→ PROBLEM TO SOLVE
Could you repeat the records below exactly, leaving out any pictures?

Dataset excerpts:

==================================================

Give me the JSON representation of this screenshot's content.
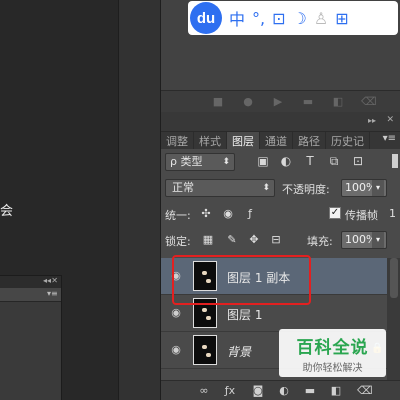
{
  "baidu_toolbar": {
    "logo": "du",
    "lang": "中",
    "punct": "°,",
    "tool": "⊡",
    "moon": "☽",
    "user": "♙",
    "grid": "⊞"
  },
  "canvas": {
    "glyph": "会"
  },
  "layers_panel": {
    "tabs": [
      {
        "label": "调整"
      },
      {
        "label": "样式"
      },
      {
        "label": "图层"
      },
      {
        "label": "通道"
      },
      {
        "label": "路径"
      },
      {
        "label": "历史记"
      }
    ],
    "filter": {
      "label": "ρ 类型"
    },
    "blend_mode": "正常",
    "opacity_label": "不透明度:",
    "opacity_value": "100%",
    "unify_label": "统一:",
    "propagate_label": "传播帧",
    "propagate_value": "1",
    "lock_label": "锁定:",
    "fill_label": "填充:",
    "fill_value": "100%",
    "layers": [
      {
        "name": "图层 1 副本",
        "selected": true
      },
      {
        "name": "图层 1",
        "selected": false
      },
      {
        "name": "背景",
        "selected": false
      }
    ]
  },
  "watermark": {
    "title": "百科全说",
    "subtitle": "助你轻松解决"
  },
  "colors": {
    "accent_blue": "#2e6ff0",
    "highlight_red": "#e32020",
    "watermark_green": "#2aa650",
    "selected_row": "#5b6777"
  }
}
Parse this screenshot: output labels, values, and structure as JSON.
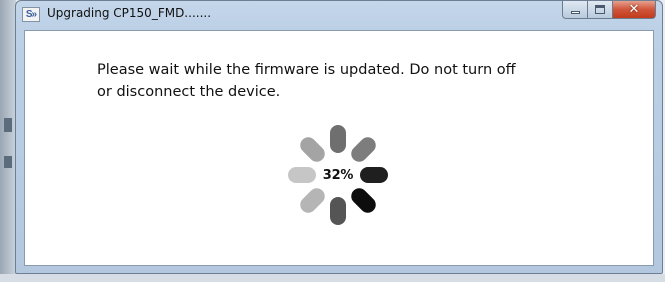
{
  "window": {
    "title": "Upgrading CP150_FMD.......",
    "icon_name": "app-icon",
    "icon_text": "S»",
    "close_glyph": "✕"
  },
  "dialog": {
    "message_line1": "Please wait while the firmware is updated. Do not turn off",
    "message_line2": "or disconnect the device."
  },
  "progress": {
    "percent": 32,
    "percent_label": "32%"
  },
  "colors": {
    "spinner_shades": [
      "#6f6f6f",
      "#7d7d7d",
      "#8a8a8a",
      "#1f1f1f",
      "#0d0d0d",
      "#555555",
      "#b5b5b5",
      "#c6c6c6",
      "#a4a4a4"
    ]
  }
}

==================================================

→ RIGHT ANSWER
Give me the JSON representation of this screenshot's content.
{
  "baidu_toolbar": {
    "logo": "du",
    "lang": "中",
    "punct": "°,",
    "tool": "⊡",
    "moon": "☽",
    "user": "♙",
    "grid": "⊞"
  },
  "canvas": {
    "glyph": "会"
  },
  "layers_panel": {
    "tabs": [
      {
        "label": "调整"
      },
      {
        "label": "样式"
      },
      {
        "label": "图层"
      },
      {
        "label": "通道"
      },
      {
        "label": "路径"
      },
      {
        "label": "历史记"
      }
    ],
    "filter": {
      "label": "ρ 类型"
    },
    "blend_mode": "正常",
    "opacity_label": "不透明度:",
    "opacity_value": "100%",
    "unify_label": "统一:",
    "propagate_label": "传播帧",
    "propagate_value": "1",
    "lock_label": "锁定:",
    "fill_label": "填充:",
    "fill_value": "100%",
    "layers": [
      {
        "name": "图层 1 副本",
        "selected": true
      },
      {
        "name": "图层 1",
        "selected": false
      },
      {
        "name": "背景",
        "selected": false
      }
    ]
  },
  "watermark": {
    "title": "百科全说",
    "subtitle": "助你轻松解决"
  },
  "colors": {
    "accent_blue": "#2e6ff0",
    "highlight_red": "#e32020",
    "watermark_green": "#2aa650",
    "selected_row": "#5b6777"
  }
}
Parse this screenshot: output labels, values, and structure as JSON.
{
  "window": {
    "title": "Upgrading CP150_FMD.......",
    "icon_name": "app-icon",
    "icon_text": "S»",
    "close_glyph": "✕"
  },
  "dialog": {
    "message_line1": "Please wait while the firmware is updated. Do not turn off",
    "message_line2": "or disconnect the device."
  },
  "progress": {
    "percent": 32,
    "percent_label": "32%"
  },
  "colors": {
    "spinner_shades": [
      "#6f6f6f",
      "#7d7d7d",
      "#8a8a8a",
      "#1f1f1f",
      "#0d0d0d",
      "#555555",
      "#b5b5b5",
      "#c6c6c6",
      "#a4a4a4"
    ]
  }
}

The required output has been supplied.